TASK GOAL: Look at the entries below and reproduce them exactly.
+++ DATA TO USE
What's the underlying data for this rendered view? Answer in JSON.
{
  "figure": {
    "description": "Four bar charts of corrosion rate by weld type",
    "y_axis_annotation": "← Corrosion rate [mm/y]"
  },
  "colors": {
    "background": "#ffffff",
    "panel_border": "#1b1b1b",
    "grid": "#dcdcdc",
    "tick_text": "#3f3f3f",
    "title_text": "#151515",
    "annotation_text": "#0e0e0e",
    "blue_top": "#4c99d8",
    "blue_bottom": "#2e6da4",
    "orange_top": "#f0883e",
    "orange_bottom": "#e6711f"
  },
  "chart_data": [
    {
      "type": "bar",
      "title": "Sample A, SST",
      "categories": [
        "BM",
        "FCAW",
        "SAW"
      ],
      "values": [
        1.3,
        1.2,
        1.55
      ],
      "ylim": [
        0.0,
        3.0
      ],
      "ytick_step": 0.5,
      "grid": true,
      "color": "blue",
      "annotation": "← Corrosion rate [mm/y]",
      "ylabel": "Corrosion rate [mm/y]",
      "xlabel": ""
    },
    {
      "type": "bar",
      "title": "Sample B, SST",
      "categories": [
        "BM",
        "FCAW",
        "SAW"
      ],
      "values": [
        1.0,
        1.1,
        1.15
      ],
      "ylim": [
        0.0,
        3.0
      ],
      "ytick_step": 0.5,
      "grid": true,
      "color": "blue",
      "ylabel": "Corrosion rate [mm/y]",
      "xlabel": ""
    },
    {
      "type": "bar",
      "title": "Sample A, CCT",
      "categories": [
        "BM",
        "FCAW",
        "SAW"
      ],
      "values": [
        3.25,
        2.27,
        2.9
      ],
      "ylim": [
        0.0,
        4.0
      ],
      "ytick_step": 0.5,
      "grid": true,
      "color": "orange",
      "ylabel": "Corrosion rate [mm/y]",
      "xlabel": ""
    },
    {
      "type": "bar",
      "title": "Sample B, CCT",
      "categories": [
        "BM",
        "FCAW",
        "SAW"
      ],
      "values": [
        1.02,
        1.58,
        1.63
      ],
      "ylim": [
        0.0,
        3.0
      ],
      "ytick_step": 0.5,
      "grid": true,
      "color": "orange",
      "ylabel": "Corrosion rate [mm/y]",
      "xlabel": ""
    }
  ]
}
++++++
EXERCISE SOLUTION:
What's the underlying data for this rendered view? Answer in JSON.
{
  "figure": {
    "description": "Four bar charts of corrosion rate by weld type",
    "y_axis_annotation": "← Corrosion rate [mm/y]"
  },
  "colors": {
    "background": "#ffffff",
    "panel_border": "#1b1b1b",
    "grid": "#dcdcdc",
    "tick_text": "#3f3f3f",
    "title_text": "#151515",
    "annotation_text": "#0e0e0e",
    "blue_top": "#4c99d8",
    "blue_bottom": "#2e6da4",
    "orange_top": "#f0883e",
    "orange_bottom": "#e6711f"
  },
  "chart_data": [
    {
      "type": "bar",
      "title": "Sample A, SST",
      "categories": [
        "BM",
        "FCAW",
        "SAW"
      ],
      "values": [
        1.3,
        1.2,
        1.55
      ],
      "ylim": [
        0.0,
        3.0
      ],
      "ytick_step": 0.5,
      "grid": true,
      "color": "blue",
      "annotation": "← Corrosion rate [mm/y]",
      "ylabel": "Corrosion rate [mm/y]",
      "xlabel": ""
    },
    {
      "type": "bar",
      "title": "Sample B, SST",
      "categories": [
        "BM",
        "FCAW",
        "SAW"
      ],
      "values": [
        1.0,
        1.1,
        1.15
      ],
      "ylim": [
        0.0,
        3.0
      ],
      "ytick_step": 0.5,
      "grid": true,
      "color": "blue",
      "ylabel": "Corrosion rate [mm/y]",
      "xlabel": ""
    },
    {
      "type": "bar",
      "title": "Sample A, CCT",
      "categories": [
        "BM",
        "FCAW",
        "SAW"
      ],
      "values": [
        3.25,
        2.27,
        2.9
      ],
      "ylim": [
        0.0,
        4.0
      ],
      "ytick_step": 0.5,
      "grid": true,
      "color": "orange",
      "ylabel": "Corrosion rate [mm/y]",
      "xlabel": ""
    },
    {
      "type": "bar",
      "title": "Sample B, CCT",
      "categories": [
        "BM",
        "FCAW",
        "SAW"
      ],
      "values": [
        1.02,
        1.58,
        1.63
      ],
      "ylim": [
        0.0,
        3.0
      ],
      "ytick_step": 0.5,
      "grid": true,
      "color": "orange",
      "ylabel": "Corrosion rate [mm/y]",
      "xlabel": ""
    }
  ]
}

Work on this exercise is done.